Return every record below exactly as written, omitting any pictures.
____
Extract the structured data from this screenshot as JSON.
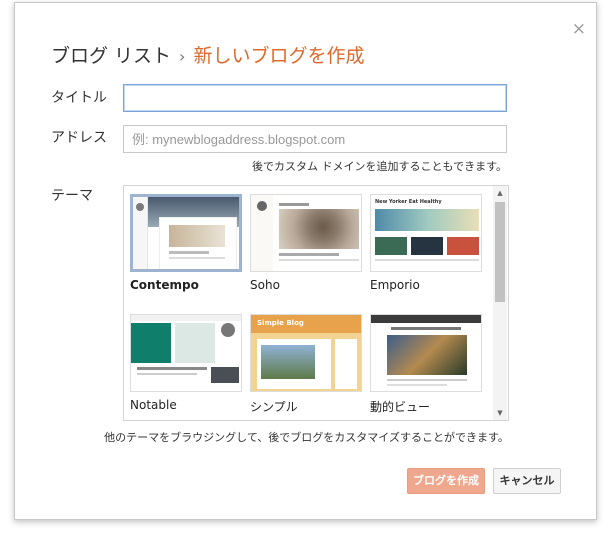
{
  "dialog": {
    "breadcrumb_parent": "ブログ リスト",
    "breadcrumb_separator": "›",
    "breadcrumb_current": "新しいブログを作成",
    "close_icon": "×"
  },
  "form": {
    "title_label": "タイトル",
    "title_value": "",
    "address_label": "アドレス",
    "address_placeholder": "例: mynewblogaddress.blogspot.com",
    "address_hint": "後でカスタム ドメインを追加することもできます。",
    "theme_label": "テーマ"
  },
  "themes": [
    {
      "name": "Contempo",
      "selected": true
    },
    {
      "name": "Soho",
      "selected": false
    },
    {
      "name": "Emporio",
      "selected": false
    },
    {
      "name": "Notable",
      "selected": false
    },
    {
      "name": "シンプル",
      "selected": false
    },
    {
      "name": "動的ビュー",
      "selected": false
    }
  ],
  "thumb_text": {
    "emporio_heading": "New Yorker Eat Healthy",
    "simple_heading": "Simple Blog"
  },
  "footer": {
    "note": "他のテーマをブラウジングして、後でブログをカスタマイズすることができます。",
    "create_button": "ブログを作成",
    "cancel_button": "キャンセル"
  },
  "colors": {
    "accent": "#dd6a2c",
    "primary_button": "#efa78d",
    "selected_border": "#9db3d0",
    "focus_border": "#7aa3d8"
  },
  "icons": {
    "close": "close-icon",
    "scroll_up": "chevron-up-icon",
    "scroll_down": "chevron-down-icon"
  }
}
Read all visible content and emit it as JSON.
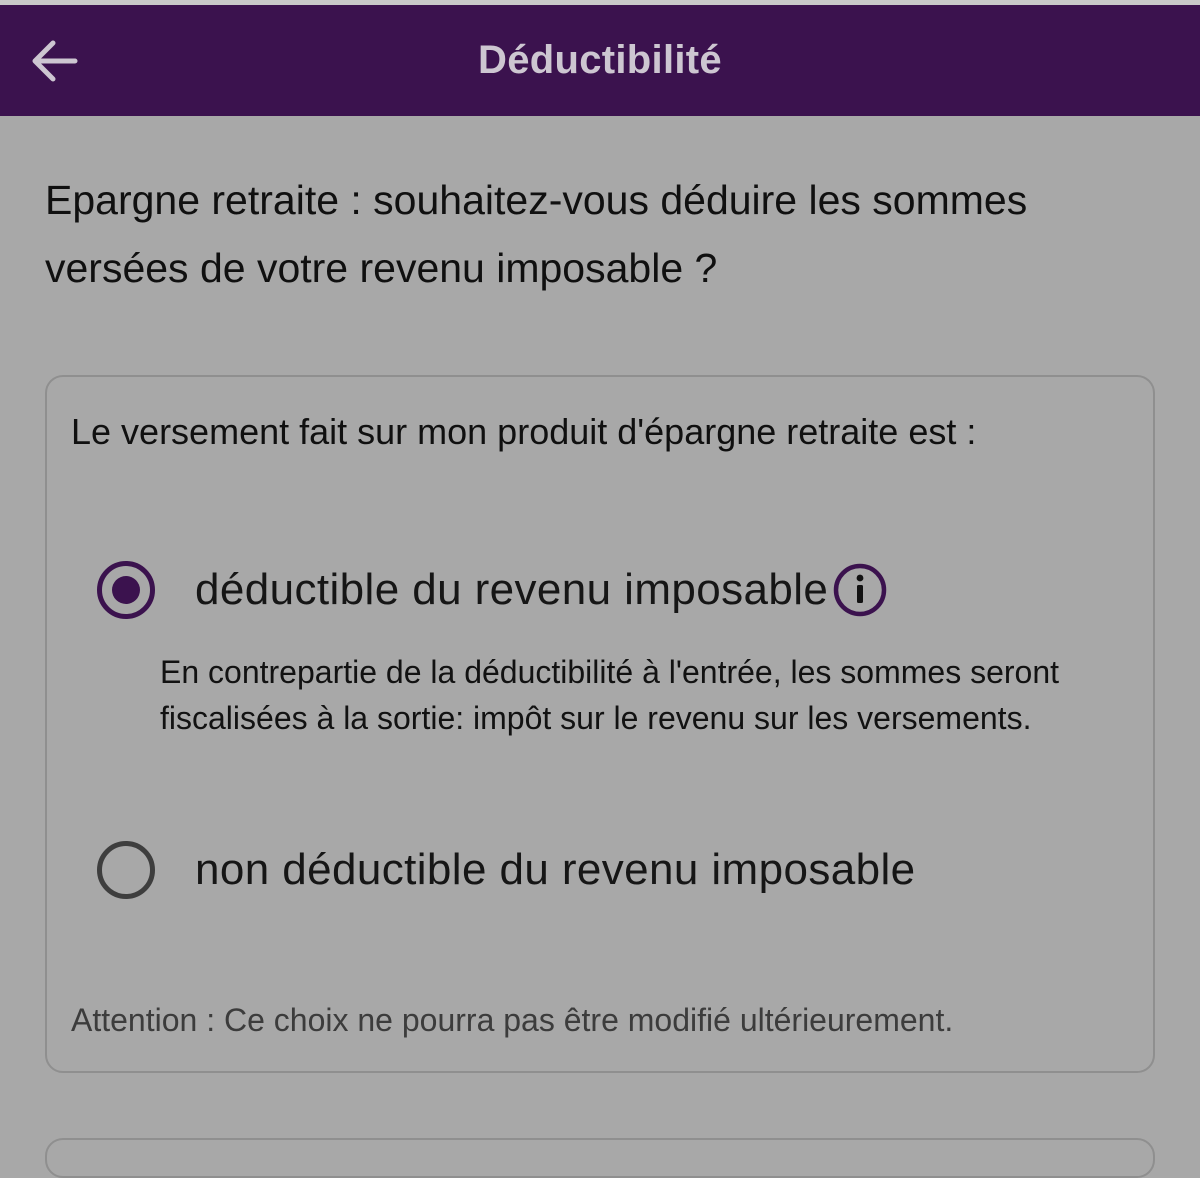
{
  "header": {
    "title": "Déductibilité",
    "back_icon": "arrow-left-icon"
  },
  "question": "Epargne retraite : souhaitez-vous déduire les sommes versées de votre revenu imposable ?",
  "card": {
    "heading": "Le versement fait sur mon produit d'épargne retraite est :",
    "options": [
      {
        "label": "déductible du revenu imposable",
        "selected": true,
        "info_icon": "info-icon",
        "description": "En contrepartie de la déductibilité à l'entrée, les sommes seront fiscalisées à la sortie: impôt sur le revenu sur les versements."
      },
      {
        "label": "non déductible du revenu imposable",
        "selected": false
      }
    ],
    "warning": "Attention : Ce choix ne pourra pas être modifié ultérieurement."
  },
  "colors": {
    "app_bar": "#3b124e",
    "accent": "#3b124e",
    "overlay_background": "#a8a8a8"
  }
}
____
_Result of this task_
Extract the structured data from this screenshot as JSON.
{
  "dialog": {
    "breadcrumb_parent": "ブログ リスト",
    "breadcrumb_separator": "›",
    "breadcrumb_current": "新しいブログを作成",
    "close_icon": "×"
  },
  "form": {
    "title_label": "タイトル",
    "title_value": "",
    "address_label": "アドレス",
    "address_placeholder": "例: mynewblogaddress.blogspot.com",
    "address_hint": "後でカスタム ドメインを追加することもできます。",
    "theme_label": "テーマ"
  },
  "themes": [
    {
      "name": "Contempo",
      "selected": true
    },
    {
      "name": "Soho",
      "selected": false
    },
    {
      "name": "Emporio",
      "selected": false
    },
    {
      "name": "Notable",
      "selected": false
    },
    {
      "name": "シンプル",
      "selected": false
    },
    {
      "name": "動的ビュー",
      "selected": false
    }
  ],
  "thumb_text": {
    "emporio_heading": "New Yorker Eat Healthy",
    "simple_heading": "Simple Blog"
  },
  "footer": {
    "note": "他のテーマをブラウジングして、後でブログをカスタマイズすることができます。",
    "create_button": "ブログを作成",
    "cancel_button": "キャンセル"
  },
  "colors": {
    "accent": "#dd6a2c",
    "primary_button": "#efa78d",
    "selected_border": "#9db3d0",
    "focus_border": "#7aa3d8"
  },
  "icons": {
    "close": "close-icon",
    "scroll_up": "chevron-up-icon",
    "scroll_down": "chevron-down-icon"
  }
}
Read all visible content and emit it as JSON.
{
  "header": {
    "title": "Déductibilité",
    "back_icon": "arrow-left-icon"
  },
  "question": "Epargne retraite : souhaitez-vous déduire les sommes versées de votre revenu imposable ?",
  "card": {
    "heading": "Le versement fait sur mon produit d'épargne retraite est :",
    "options": [
      {
        "label": "déductible du revenu imposable",
        "selected": true,
        "info_icon": "info-icon",
        "description": "En contrepartie de la déductibilité à l'entrée, les sommes seront fiscalisées à la sortie: impôt sur le revenu sur les versements."
      },
      {
        "label": "non déductible du revenu imposable",
        "selected": false
      }
    ],
    "warning": "Attention : Ce choix ne pourra pas être modifié ultérieurement."
  },
  "colors": {
    "app_bar": "#3b124e",
    "accent": "#3b124e",
    "overlay_background": "#a8a8a8"
  }
}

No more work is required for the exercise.